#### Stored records
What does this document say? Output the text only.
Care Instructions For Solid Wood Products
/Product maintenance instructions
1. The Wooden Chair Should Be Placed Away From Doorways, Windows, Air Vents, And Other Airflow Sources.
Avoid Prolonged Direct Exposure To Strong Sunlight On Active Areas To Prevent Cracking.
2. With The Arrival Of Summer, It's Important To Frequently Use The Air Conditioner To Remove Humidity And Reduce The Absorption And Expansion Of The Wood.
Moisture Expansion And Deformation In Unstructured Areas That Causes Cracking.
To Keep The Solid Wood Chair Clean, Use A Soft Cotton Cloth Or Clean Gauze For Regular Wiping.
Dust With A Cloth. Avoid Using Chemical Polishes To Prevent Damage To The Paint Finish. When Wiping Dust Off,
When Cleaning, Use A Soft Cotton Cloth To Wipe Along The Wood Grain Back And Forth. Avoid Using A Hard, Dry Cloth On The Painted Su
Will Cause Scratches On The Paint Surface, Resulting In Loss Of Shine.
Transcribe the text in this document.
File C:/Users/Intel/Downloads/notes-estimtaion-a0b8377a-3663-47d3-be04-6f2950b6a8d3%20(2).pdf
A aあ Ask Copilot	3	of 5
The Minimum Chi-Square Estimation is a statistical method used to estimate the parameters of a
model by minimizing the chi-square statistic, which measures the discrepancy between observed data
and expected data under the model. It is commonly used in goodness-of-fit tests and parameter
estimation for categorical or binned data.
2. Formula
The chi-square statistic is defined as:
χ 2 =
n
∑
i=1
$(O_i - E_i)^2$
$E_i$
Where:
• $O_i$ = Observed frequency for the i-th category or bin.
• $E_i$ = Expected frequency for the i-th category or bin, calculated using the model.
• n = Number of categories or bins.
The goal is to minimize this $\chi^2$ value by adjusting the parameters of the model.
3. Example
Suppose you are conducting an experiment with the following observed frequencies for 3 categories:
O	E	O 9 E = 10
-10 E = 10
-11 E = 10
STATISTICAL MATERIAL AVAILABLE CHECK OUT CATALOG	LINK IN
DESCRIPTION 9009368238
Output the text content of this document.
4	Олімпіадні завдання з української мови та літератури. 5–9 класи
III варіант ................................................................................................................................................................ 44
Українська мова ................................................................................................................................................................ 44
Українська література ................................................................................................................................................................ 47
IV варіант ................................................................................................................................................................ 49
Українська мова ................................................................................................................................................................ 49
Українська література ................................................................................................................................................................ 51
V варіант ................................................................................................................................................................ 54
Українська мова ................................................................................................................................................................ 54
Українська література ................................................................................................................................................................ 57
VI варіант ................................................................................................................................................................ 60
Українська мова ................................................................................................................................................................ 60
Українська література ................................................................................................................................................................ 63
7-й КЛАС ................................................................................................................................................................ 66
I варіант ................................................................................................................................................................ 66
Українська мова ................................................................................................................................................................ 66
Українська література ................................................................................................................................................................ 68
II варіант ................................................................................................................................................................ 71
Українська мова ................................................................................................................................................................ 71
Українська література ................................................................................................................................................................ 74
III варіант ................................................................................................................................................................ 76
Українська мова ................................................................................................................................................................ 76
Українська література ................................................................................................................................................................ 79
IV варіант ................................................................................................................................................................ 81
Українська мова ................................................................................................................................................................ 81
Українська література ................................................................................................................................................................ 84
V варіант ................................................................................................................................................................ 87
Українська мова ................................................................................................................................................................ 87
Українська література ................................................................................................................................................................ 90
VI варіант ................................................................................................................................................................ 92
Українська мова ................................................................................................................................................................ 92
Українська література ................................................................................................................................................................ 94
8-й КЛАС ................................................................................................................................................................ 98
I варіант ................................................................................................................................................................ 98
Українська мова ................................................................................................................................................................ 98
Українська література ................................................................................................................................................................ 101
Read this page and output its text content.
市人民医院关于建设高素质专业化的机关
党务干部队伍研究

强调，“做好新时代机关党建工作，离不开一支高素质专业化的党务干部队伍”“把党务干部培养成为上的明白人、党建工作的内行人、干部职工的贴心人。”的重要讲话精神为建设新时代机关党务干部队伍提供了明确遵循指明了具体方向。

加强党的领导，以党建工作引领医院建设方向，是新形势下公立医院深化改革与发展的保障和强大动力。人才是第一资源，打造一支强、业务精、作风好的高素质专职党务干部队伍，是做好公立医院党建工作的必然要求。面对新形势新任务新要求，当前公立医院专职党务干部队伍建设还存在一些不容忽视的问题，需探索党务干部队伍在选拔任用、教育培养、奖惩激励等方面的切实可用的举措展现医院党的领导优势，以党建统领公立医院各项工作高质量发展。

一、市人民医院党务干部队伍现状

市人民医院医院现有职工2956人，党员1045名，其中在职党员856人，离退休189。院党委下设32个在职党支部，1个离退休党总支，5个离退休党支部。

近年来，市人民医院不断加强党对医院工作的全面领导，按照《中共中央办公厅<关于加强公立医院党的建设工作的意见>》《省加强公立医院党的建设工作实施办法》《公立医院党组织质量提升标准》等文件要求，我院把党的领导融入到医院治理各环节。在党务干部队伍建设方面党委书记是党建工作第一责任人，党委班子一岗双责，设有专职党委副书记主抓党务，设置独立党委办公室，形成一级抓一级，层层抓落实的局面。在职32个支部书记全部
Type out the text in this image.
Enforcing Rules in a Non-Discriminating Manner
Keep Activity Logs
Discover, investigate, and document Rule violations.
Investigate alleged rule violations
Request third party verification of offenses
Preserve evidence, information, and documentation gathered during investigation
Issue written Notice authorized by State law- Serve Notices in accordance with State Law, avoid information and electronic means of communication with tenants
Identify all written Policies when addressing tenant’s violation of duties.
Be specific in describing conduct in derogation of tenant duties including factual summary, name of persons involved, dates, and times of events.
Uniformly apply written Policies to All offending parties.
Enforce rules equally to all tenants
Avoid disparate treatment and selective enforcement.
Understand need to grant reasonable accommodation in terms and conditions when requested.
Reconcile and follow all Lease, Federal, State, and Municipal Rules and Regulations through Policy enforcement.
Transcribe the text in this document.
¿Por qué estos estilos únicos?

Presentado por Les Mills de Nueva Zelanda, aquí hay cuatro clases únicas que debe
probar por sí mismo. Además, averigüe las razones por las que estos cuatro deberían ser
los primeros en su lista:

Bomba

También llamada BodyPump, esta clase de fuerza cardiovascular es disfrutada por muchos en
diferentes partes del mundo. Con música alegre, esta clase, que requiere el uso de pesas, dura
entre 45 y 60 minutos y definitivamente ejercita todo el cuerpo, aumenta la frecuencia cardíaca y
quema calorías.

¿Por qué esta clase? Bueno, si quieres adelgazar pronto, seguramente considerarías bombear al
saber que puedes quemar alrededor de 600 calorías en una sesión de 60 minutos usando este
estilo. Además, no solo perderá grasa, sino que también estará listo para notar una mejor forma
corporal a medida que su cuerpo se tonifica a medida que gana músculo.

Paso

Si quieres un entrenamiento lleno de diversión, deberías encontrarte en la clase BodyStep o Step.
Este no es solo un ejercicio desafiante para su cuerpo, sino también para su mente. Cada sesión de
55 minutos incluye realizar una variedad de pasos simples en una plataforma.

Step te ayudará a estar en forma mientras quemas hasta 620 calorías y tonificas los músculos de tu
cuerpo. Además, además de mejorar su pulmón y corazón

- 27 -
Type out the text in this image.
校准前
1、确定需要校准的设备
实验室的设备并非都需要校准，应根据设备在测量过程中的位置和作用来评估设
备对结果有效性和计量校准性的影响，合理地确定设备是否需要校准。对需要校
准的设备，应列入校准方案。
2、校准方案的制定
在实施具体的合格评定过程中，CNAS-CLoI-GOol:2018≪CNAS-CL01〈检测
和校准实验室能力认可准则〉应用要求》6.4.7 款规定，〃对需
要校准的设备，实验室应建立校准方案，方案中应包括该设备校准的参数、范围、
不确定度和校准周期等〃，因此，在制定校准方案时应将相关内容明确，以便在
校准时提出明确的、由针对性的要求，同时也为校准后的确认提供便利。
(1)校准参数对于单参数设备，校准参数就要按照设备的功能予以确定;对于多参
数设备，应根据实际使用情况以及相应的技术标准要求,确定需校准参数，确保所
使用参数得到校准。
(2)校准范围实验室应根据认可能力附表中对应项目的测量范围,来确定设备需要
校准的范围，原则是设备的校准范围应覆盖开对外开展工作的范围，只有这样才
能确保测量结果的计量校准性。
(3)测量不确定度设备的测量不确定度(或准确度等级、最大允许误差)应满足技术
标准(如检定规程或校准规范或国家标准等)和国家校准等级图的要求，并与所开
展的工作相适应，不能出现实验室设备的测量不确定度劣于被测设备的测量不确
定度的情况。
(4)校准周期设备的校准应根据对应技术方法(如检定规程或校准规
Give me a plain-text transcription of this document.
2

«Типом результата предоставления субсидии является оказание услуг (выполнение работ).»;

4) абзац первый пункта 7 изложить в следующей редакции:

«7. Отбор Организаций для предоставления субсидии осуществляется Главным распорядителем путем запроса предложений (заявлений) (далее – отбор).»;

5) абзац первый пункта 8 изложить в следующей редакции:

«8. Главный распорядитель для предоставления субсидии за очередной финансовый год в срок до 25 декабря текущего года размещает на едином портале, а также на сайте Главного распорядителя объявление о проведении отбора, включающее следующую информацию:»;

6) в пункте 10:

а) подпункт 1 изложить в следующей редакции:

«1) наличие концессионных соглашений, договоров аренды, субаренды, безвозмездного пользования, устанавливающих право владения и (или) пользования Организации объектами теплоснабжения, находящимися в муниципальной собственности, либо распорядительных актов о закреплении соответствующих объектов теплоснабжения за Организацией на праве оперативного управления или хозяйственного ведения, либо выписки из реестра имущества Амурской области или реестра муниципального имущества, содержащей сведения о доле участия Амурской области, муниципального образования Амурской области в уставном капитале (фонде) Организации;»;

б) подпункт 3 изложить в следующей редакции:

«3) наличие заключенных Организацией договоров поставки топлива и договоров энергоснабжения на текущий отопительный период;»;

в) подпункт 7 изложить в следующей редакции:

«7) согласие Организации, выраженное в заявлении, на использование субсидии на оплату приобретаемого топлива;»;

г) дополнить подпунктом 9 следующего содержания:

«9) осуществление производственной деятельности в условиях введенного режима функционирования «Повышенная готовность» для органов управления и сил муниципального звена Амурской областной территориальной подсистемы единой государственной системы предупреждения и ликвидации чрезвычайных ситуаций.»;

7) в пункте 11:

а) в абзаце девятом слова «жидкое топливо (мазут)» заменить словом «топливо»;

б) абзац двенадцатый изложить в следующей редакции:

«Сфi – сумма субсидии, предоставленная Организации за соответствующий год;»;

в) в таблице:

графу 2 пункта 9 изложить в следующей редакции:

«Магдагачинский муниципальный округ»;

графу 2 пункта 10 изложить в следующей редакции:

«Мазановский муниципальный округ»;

#### Task directions
Copy whichever lines in the listing above contain the word "content".

#### Task output
Output the text content of this document.
Read this page and output its text content.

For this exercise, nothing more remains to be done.